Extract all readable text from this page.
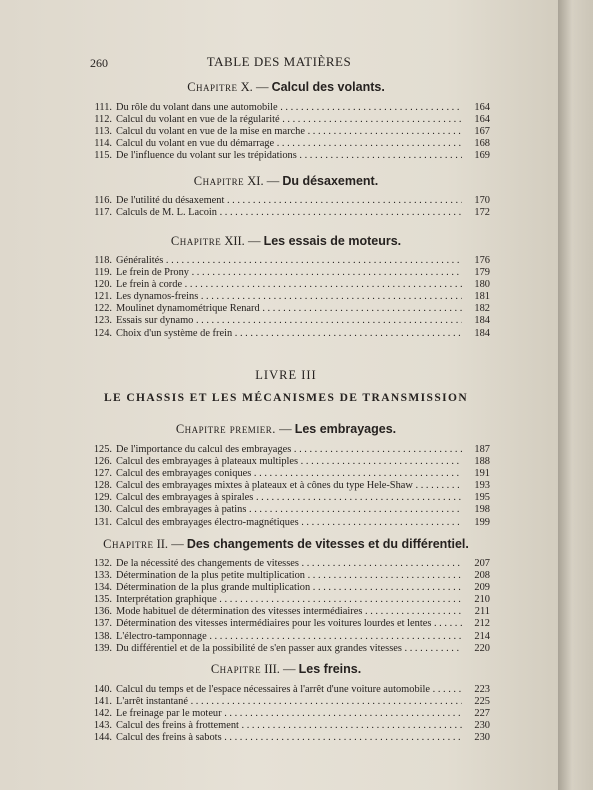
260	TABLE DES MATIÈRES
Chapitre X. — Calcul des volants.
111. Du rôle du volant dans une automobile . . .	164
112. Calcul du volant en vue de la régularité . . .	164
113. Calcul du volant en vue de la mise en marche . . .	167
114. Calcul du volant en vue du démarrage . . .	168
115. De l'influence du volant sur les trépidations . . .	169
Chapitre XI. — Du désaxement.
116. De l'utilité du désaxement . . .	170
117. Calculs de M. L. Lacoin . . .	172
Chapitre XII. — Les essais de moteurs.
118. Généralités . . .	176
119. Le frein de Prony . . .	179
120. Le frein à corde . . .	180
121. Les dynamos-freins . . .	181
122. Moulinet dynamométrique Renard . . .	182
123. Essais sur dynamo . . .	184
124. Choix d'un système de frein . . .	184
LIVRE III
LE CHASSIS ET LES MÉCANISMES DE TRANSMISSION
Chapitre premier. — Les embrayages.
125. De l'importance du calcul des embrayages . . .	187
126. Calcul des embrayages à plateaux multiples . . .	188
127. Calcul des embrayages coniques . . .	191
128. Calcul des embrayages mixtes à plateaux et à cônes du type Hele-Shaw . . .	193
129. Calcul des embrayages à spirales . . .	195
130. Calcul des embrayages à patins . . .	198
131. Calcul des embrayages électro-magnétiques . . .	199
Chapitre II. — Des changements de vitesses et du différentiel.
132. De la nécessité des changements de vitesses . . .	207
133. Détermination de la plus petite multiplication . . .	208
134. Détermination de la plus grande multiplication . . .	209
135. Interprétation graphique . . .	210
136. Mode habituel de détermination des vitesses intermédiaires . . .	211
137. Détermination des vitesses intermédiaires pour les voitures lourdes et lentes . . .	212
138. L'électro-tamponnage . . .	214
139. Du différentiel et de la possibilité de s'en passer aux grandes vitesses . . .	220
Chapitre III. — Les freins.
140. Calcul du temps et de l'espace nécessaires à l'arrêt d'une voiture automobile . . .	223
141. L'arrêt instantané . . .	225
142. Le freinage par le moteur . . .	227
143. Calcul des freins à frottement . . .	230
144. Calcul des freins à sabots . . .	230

______

* THE PROBLEM: Where does the word "Chapitre" appear in the listing? List each line that holds it.

* TASK RESULT:
Chapitre X. — Calcul des volants.
Chapitre XI. — Du désaxement.
Chapitre XII. — Les essais de moteurs.
Chapitre premier. — Les embrayages.
Chapitre II. — Des changements de vitesses et du différentiel.
Chapitre III. — Les freins.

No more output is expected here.